» WHAT NEEDS TO BE DONE
Set down all of the data that follows word for word, without the images.

══════════════════════════════

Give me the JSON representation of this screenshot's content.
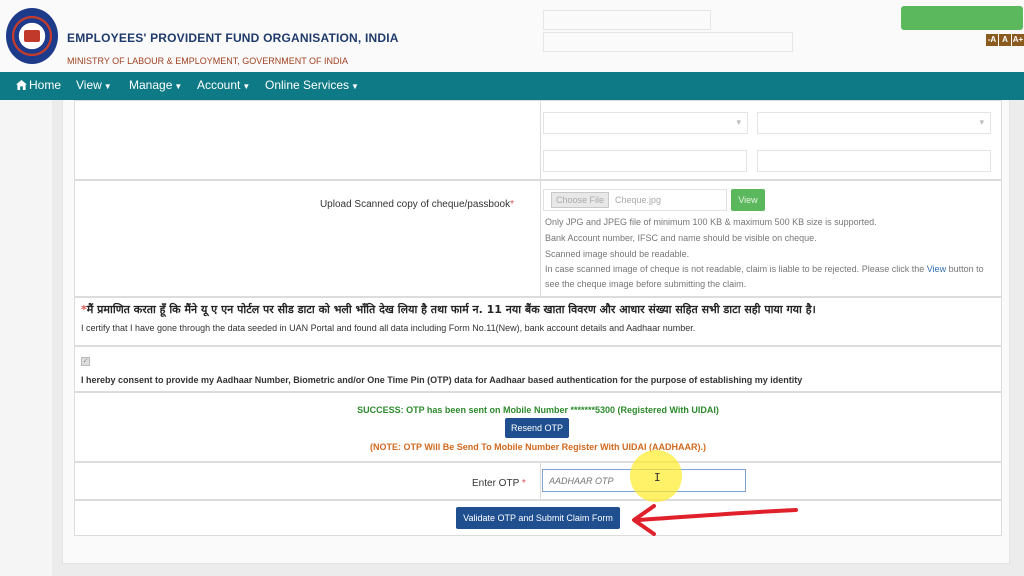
{
  "header": {
    "org_title": "EMPLOYEES' PROVIDENT FUND ORGANISATION, INDIA",
    "org_subtitle": "MINISTRY OF LABOUR & EMPLOYMENT, GOVERNMENT OF INDIA",
    "font_buttons": [
      "-A",
      "A",
      "A+"
    ]
  },
  "nav": {
    "items": [
      {
        "label": "Home",
        "icon": "home-icon"
      },
      {
        "label": "View"
      },
      {
        "label": "Manage"
      },
      {
        "label": "Account"
      },
      {
        "label": "Online Services"
      }
    ]
  },
  "form": {
    "upload_label": "Upload Scanned copy of cheque/passbook",
    "required_mark": "*",
    "choose_file": "Choose File",
    "file_name": "Cheque.jpg",
    "view_button": "View",
    "hints": [
      "Only JPG and JPEG file of minimum 100 KB & maximum 500 KB size is supported.",
      "Bank Account number, IFSC and name should be visible on cheque.",
      "Scanned image should be readable."
    ],
    "hint_reject_before": "In case scanned image of cheque is not readable, claim is liable to be rejected. Please click the ",
    "hint_reject_link": "View",
    "hint_reject_after": " button to",
    "hint_reject_line2": "see the cheque image before submitting the claim.",
    "certify_hindi": "मैं प्रमाणित करता हूँ कि मैंने यू ए एन पोर्टल पर सीड डाटा को भली भाँति देख लिया है तथा फार्म न. 11 नया बैंक खाता विवरण और आधार संख्या सहित सभी डाटा सही पाया गया है।",
    "certify_english": "I certify that I have gone through the data seeded in UAN Portal and found all data including Form No.11(New), bank account details and Aadhaar number.",
    "consent": "I hereby consent to provide my Aadhaar Number, Biometric and/or One Time Pin (OTP) data for Aadhaar based authentication for the purpose of establishing my identity",
    "success_message": "SUCCESS: OTP has been sent on Mobile Number *******5300 (Registered With UIDAI)",
    "resend_button": "Resend OTP",
    "note": "(NOTE: OTP Will Be Send To Mobile Number Register With UIDAI (AADHAAR).)",
    "otp_label": "Enter OTP",
    "otp_placeholder": "AADHAAR OTP",
    "otp_value": "",
    "validate_button": "Validate OTP and Submit Claim Form"
  },
  "colors": {
    "navbar": "#0e7a86",
    "primary_button": "#1f4f8f",
    "success_text": "#2c8a2c",
    "note_text": "#d2691e",
    "view_button": "#5cb85c",
    "annotation_arrow": "#e0202a",
    "cursor_highlight": "#ffeb28"
  }
}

══════════════════════════════

» TASK RESPONSE
Give me the JSON representation of this screenshot's content.
{
  "header": {
    "org_title": "EMPLOYEES' PROVIDENT FUND ORGANISATION, INDIA",
    "org_subtitle": "MINISTRY OF LABOUR & EMPLOYMENT, GOVERNMENT OF INDIA",
    "font_buttons": [
      "-A",
      "A",
      "A+"
    ]
  },
  "nav": {
    "items": [
      {
        "label": "Home",
        "icon": "home-icon"
      },
      {
        "label": "View"
      },
      {
        "label": "Manage"
      },
      {
        "label": "Account"
      },
      {
        "label": "Online Services"
      }
    ]
  },
  "form": {
    "upload_label": "Upload Scanned copy of cheque/passbook",
    "required_mark": "*",
    "choose_file": "Choose File",
    "file_name": "Cheque.jpg",
    "view_button": "View",
    "hints": [
      "Only JPG and JPEG file of minimum 100 KB & maximum 500 KB size is supported.",
      "Bank Account number, IFSC and name should be visible on cheque.",
      "Scanned image should be readable."
    ],
    "hint_reject_before": "In case scanned image of cheque is not readable, claim is liable to be rejected. Please click the ",
    "hint_reject_link": "View",
    "hint_reject_after": " button to",
    "hint_reject_line2": "see the cheque image before submitting the claim.",
    "certify_hindi": "मैं प्रमाणित करता हूँ कि मैंने यू ए एन पोर्टल पर सीड डाटा को भली भाँति देख लिया है तथा फार्म न. 11 नया बैंक खाता विवरण और आधार संख्या सहित सभी डाटा सही पाया गया है।",
    "certify_english": "I certify that I have gone through the data seeded in UAN Portal and found all data including Form No.11(New), bank account details and Aadhaar number.",
    "consent": "I hereby consent to provide my Aadhaar Number, Biometric and/or One Time Pin (OTP) data for Aadhaar based authentication for the purpose of establishing my identity",
    "success_message": "SUCCESS: OTP has been sent on Mobile Number *******5300 (Registered With UIDAI)",
    "resend_button": "Resend OTP",
    "note": "(NOTE: OTP Will Be Send To Mobile Number Register With UIDAI (AADHAAR).)",
    "otp_label": "Enter OTP",
    "otp_placeholder": "AADHAAR OTP",
    "otp_value": "",
    "validate_button": "Validate OTP and Submit Claim Form"
  },
  "colors": {
    "navbar": "#0e7a86",
    "primary_button": "#1f4f8f",
    "success_text": "#2c8a2c",
    "note_text": "#d2691e",
    "view_button": "#5cb85c",
    "annotation_arrow": "#e0202a",
    "cursor_highlight": "#ffeb28"
  }
}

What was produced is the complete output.